start

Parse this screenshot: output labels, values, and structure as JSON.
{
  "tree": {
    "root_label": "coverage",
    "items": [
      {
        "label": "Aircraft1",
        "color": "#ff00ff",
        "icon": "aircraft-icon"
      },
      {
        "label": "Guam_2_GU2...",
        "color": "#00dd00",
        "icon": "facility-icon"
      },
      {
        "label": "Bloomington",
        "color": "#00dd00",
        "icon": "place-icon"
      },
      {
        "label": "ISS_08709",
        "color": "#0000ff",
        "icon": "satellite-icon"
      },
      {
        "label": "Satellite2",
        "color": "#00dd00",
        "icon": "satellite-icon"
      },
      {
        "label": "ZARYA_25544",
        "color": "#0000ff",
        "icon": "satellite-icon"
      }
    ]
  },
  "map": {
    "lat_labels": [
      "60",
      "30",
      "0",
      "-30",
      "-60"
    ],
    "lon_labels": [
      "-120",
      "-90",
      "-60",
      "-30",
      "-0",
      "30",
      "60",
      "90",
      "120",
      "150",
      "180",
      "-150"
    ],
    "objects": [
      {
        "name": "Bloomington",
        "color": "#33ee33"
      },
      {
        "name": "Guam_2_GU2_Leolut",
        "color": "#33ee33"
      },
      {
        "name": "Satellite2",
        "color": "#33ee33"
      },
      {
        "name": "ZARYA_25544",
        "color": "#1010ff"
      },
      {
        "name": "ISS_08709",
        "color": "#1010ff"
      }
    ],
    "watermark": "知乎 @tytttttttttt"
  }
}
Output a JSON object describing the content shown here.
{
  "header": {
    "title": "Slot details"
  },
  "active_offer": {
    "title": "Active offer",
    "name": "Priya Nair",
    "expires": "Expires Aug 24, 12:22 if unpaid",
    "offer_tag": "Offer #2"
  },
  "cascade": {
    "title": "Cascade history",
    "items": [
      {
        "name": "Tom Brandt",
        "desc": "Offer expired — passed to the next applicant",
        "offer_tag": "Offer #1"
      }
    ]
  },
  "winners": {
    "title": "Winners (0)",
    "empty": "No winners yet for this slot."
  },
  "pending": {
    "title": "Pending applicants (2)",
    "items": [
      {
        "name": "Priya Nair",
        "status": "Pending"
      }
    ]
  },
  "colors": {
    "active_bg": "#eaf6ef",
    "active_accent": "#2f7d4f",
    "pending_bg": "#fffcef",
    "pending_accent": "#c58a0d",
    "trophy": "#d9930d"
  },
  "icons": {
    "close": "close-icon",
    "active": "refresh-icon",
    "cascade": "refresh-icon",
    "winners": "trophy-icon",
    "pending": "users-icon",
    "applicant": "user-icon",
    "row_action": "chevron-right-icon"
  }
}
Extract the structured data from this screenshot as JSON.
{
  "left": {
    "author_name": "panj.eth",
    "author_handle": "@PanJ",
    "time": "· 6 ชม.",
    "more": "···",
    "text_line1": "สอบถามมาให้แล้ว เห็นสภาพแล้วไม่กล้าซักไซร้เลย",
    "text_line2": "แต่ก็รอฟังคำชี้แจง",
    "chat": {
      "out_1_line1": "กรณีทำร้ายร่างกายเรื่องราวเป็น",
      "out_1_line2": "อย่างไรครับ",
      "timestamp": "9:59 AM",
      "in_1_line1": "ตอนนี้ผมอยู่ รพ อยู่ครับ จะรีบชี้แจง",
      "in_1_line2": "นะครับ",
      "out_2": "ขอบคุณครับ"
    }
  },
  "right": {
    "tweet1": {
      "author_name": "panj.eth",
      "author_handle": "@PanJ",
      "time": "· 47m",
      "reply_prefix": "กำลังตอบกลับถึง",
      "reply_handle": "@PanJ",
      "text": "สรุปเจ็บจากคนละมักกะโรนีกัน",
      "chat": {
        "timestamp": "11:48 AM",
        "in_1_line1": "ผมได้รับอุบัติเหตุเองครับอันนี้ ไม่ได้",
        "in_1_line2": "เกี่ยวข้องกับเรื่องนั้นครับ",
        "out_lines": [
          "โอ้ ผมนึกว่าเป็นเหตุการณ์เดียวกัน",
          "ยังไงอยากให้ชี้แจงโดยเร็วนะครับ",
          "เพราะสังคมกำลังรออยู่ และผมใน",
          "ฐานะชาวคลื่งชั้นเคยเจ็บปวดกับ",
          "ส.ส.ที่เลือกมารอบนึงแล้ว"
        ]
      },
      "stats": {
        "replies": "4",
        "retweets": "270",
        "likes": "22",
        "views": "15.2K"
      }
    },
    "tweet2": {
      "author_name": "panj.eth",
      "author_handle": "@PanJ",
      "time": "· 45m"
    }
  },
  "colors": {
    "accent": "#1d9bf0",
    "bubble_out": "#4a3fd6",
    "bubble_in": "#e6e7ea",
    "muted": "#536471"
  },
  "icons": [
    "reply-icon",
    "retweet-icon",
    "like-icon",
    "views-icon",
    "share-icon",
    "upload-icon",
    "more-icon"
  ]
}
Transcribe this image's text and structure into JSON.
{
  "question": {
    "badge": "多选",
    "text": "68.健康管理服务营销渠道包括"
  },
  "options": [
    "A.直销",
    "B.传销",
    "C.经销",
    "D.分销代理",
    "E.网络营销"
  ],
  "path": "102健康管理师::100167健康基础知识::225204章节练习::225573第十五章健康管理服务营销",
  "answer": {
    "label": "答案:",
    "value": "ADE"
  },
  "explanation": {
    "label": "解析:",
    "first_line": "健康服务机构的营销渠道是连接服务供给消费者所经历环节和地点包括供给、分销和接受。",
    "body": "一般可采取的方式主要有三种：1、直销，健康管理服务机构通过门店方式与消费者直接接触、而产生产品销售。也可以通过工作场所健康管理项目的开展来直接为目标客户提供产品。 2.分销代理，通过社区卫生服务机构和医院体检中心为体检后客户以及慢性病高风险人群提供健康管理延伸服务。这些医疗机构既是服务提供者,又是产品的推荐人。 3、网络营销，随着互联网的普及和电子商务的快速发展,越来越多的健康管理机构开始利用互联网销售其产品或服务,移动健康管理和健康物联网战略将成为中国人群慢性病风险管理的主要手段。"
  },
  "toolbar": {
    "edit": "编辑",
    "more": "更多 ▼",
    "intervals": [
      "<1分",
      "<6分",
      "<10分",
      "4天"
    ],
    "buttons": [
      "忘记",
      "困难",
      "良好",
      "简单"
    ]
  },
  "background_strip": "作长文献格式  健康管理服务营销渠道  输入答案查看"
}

end

Exercise aim
Report all lines of the material that contain the word "分销代理".

Exercise result
    "D.分销代理",
    "body": "一般可采取的方式主要有三种：1、直销，健康管理服务机构通过门店方式与消费者直接接触、而产生产品销售。也可以通过工作场所健康管理项目的开展来直接为目标客户提供产品。 2.分销代理，通过社区卫生服务机构和医院体检中心为体检后客户以及慢性病高风险人群提供健康管理延伸服务。这些医疗机构既是服务提供者,又是产品的推荐人。 3、网络营销，随着互联网的普及和电子商务的快速发展,越来越多的健康管理机构开始利用互联网销售其产品或服务,移动健康管理和健康物联网战略将成为中国人群慢性病风险管理的主要手段。"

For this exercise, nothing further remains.